## TASK
Restate every line of the material, word for word.

## PROVIDED DATA

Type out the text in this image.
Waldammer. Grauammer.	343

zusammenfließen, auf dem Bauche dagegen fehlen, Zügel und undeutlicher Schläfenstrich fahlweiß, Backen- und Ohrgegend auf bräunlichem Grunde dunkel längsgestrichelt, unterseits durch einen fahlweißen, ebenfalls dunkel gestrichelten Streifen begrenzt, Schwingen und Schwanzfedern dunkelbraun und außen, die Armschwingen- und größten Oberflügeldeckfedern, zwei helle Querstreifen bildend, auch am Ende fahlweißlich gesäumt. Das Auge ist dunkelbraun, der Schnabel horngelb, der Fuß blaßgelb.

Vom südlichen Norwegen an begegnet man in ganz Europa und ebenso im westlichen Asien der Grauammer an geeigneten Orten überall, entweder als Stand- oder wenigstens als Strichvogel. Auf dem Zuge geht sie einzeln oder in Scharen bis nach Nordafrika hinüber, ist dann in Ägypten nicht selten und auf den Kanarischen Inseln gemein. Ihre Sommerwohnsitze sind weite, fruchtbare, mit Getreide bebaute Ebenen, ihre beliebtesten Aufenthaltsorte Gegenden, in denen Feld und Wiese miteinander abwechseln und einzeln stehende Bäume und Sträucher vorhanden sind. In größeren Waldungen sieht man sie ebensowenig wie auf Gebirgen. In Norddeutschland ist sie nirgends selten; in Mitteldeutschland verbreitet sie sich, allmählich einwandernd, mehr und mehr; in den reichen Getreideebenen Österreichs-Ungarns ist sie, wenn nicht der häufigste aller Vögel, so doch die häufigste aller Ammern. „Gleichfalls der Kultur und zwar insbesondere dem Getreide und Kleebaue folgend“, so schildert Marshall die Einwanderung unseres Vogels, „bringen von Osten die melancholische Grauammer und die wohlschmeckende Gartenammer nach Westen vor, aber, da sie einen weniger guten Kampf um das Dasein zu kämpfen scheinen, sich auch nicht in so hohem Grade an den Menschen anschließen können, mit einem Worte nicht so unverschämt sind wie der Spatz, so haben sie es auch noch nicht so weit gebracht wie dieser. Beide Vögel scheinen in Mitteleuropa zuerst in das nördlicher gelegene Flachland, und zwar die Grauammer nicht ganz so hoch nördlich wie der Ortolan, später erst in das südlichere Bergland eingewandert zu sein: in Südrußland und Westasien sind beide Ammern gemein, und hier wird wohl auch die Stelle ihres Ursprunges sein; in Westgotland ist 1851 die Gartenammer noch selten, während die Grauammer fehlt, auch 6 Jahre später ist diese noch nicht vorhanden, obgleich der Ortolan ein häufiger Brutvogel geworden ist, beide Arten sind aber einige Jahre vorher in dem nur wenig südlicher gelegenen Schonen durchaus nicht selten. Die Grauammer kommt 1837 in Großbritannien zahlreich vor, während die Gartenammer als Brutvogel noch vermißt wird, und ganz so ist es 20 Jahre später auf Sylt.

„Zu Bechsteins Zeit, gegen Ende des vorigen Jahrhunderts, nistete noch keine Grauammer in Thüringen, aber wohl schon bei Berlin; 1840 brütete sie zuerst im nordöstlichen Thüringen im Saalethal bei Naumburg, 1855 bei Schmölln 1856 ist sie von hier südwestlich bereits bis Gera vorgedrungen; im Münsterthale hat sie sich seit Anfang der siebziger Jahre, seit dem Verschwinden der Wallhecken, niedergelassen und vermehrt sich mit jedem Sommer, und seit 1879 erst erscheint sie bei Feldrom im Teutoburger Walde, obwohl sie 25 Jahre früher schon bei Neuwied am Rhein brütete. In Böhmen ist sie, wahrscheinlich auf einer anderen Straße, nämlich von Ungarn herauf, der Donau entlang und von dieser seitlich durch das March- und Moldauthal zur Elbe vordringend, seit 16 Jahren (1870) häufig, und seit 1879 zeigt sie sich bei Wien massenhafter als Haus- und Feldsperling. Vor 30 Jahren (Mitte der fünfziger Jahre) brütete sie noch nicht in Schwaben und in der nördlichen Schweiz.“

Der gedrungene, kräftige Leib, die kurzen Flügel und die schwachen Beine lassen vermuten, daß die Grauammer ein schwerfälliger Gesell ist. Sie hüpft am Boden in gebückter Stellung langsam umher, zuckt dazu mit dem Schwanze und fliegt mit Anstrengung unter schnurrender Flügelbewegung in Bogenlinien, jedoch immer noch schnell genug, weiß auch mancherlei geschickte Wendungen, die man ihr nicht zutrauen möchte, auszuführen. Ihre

## WORKED SOLUTION
Type out the text in this image.
Waldammer. Grauammer.	343

zusammenfließen, auf dem Bauche dagegen fehlen, Zügel und undeutlicher Schläfenstrich fahlweiß, Backen- und Ohrgegend auf bräunlichem Grunde dunkel längsgestrichelt, unterseits durch einen fahlweißen, ebenfalls dunkel gestrichelten Streifen begrenzt, Schwingen und Schwanzfedern dunkelbraun und außen, die Armschwingen- und größten Oberflügeldeckfedern, zwei helle Querstreifen bildend, auch am Ende fahlweißlich gesäumt. Das Auge ist dunkelbraun, der Schnabel horngelb, der Fuß blaßgelb.

Vom südlichen Norwegen an begegnet man in ganz Europa und ebenso im westlichen Asien der Grauammer an geeigneten Orten überall, entweder als Stand- oder wenigstens als Strichvogel. Auf dem Zuge geht sie einzeln oder in Scharen bis nach Nordafrika hinüber, ist dann in Ägypten nicht selten und auf den Kanarischen Inseln gemein. Ihre Sommerwohnsitze sind weite, fruchtbare, mit Getreide bebaute Ebenen, ihre beliebtesten Aufenthaltsorte Gegenden, in denen Feld und Wiese miteinander abwechseln und einzeln stehende Bäume und Sträucher vorhanden sind. In größeren Waldungen sieht man sie ebensowenig wie auf Gebirgen. In Norddeutschland ist sie nirgends selten; in Mitteldeutschland verbreitet sie sich, allmählich einwandernd, mehr und mehr; in den reichen Getreideebenen Österreichs-Ungarns ist sie, wenn nicht der häufigste aller Vögel, so doch die häufigste aller Ammern. „Gleichfalls der Kultur und zwar insbesondere dem Getreide und Kleebaue folgend“, so schildert Marshall die Einwanderung unseres Vogels, „bringen von Osten die melancholische Grauammer und die wohlschmeckende Gartenammer nach Westen vor, aber, da sie einen weniger guten Kampf um das Dasein zu kämpfen scheinen, sich auch nicht in so hohem Grade an den Menschen anschließen können, mit einem Worte nicht so unverschämt sind wie der Spatz, so haben sie es auch noch nicht so weit gebracht wie dieser. Beide Vögel scheinen in Mitteleuropa zuerst in das nördlicher gelegene Flachland, und zwar die Grauammer nicht ganz so hoch nördlich wie der Ortolan, später erst in das südlichere Bergland eingewandert zu sein: in Südrußland und Westasien sind beide Ammern gemein, und hier wird wohl auch die Stelle ihres Ursprunges sein; in Westgotland ist 1851 die Gartenammer noch selten, während die Grauammer fehlt, auch 6 Jahre später ist diese noch nicht vorhanden, obgleich der Ortolan ein häufiger Brutvogel geworden ist, beide Arten sind aber einige Jahre vorher in dem nur wenig südlicher gelegenen Schonen durchaus nicht selten. Die Grauammer kommt 1837 in Großbritannien zahlreich vor, während die Gartenammer als Brutvogel noch vermißt wird, und ganz so ist es 20 Jahre später auf Sylt.

„Zu Bechsteins Zeit, gegen Ende des vorigen Jahrhunderts, nistete noch keine Grauammer in Thüringen, aber wohl schon bei Berlin; 1840 brütete sie zuerst im nordöstlichen Thüringen im Saalethal bei Naumburg, 1855 bei Schmölln 1856 ist sie von hier südwestlich bereits bis Gera vorgedrungen; im Münsterthale hat sie sich seit Anfang der siebziger Jahre, seit dem Verschwinden der Wallhecken, niedergelassen und vermehrt sich mit jedem Sommer, und seit 1879 erst erscheint sie bei Feldrom im Teutoburger Walde, obwohl sie 25 Jahre früher schon bei Neuwied am Rhein brütete. In Böhmen ist sie, wahrscheinlich auf einer anderen Straße, nämlich von Ungarn herauf, der Donau entlang und von dieser seitlich durch das March- und Moldauthal zur Elbe vordringend, seit 16 Jahren (1870) häufig, und seit 1879 zeigt sie sich bei Wien massenhafter als Haus- und Feldsperling. Vor 30 Jahren (Mitte der fünfziger Jahre) brütete sie noch nicht in Schwaben und in der nördlichen Schweiz.“

Der gedrungene, kräftige Leib, die kurzen Flügel und die schwachen Beine lassen vermuten, daß die Grauammer ein schwerfälliger Gesell ist. Sie hüpft am Boden in gebückter Stellung langsam umher, zuckt dazu mit dem Schwanze und fliegt mit Anstrengung unter schnurrender Flügelbewegung in Bogenlinien, jedoch immer noch schnell genug, weiß auch mancherlei geschickte Wendungen, die man ihr nicht zutrauen möchte, auszuführen. Ihre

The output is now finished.